[Records]
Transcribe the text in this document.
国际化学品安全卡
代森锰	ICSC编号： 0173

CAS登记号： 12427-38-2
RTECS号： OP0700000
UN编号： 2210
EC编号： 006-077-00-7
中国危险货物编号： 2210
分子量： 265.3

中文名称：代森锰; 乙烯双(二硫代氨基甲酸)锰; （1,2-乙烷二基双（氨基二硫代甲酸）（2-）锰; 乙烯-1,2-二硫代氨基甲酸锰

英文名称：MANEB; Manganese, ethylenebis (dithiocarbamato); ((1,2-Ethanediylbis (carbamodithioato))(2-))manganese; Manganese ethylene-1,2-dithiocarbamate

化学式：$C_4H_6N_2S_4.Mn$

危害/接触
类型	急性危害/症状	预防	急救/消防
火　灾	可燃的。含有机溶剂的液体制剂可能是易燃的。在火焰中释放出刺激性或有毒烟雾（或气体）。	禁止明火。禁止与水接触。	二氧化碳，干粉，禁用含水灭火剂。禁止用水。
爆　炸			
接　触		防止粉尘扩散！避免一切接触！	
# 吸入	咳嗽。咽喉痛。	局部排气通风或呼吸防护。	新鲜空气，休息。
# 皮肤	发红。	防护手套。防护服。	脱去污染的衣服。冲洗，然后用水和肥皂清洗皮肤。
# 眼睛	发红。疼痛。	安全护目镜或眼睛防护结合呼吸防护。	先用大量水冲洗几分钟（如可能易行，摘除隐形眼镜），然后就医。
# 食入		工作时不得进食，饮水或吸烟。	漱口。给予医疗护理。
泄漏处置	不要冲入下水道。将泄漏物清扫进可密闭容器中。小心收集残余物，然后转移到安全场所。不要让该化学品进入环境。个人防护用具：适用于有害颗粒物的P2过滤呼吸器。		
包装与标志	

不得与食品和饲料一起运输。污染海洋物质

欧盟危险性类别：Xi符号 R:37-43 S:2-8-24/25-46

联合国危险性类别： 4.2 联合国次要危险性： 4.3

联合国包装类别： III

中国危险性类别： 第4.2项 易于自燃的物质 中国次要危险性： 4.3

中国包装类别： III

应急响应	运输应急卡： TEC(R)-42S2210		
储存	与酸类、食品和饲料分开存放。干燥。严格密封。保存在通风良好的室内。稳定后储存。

Task description: Reproduce the entire listing word for word.

Reply:
Transcribe the text in this document.
国际化学品安全卡
代森锰	ICSC编号： 0173

CAS登记号： 12427-38-2
RTECS号： OP0700000
UN编号： 2210
EC编号： 006-077-00-7
中国危险货物编号： 2210
分子量： 265.3

中文名称：代森锰; 乙烯双(二硫代氨基甲酸)锰; （1,2-乙烷二基双（氨基二硫代甲酸）（2-）锰; 乙烯-1,2-二硫代氨基甲酸锰

英文名称：MANEB; Manganese, ethylenebis (dithiocarbamato); ((1,2-Ethanediylbis (carbamodithioato))(2-))manganese; Manganese ethylene-1,2-dithiocarbamate

化学式：$C_4H_6N_2S_4.Mn$

危害/接触
类型	急性危害/症状	预防	急救/消防
火　灾	可燃的。含有机溶剂的液体制剂可能是易燃的。在火焰中释放出刺激性或有毒烟雾（或气体）。	禁止明火。禁止与水接触。	二氧化碳，干粉，禁用含水灭火剂。禁止用水。
爆　炸			
接　触		防止粉尘扩散！避免一切接触！	
# 吸入	咳嗽。咽喉痛。	局部排气通风或呼吸防护。	新鲜空气，休息。
# 皮肤	发红。	防护手套。防护服。	脱去污染的衣服。冲洗，然后用水和肥皂清洗皮肤。
# 眼睛	发红。疼痛。	安全护目镜或眼睛防护结合呼吸防护。	先用大量水冲洗几分钟（如可能易行，摘除隐形眼镜），然后就医。
# 食入		工作时不得进食，饮水或吸烟。	漱口。给予医疗护理。
泄漏处置	不要冲入下水道。将泄漏物清扫进可密闭容器中。小心收集残余物，然后转移到安全场所。不要让该化学品进入环境。个人防护用具：适用于有害颗粒物的P2过滤呼吸器。		
包装与标志	

不得与食品和饲料一起运输。污染海洋物质

欧盟危险性类别：Xi符号 R:37-43 S:2-8-24/25-46

联合国危险性类别： 4.2 联合国次要危险性： 4.3

联合国包装类别： III

中国危险性类别： 第4.2项 易于自燃的物质 中国次要危险性： 4.3

中国包装类别： III

应急响应	运输应急卡： TEC(R)-42S2210		
储存	与酸类、食品和饲料分开存放。干燥。严格密封。保存在通风良好的室内。稳定后储存。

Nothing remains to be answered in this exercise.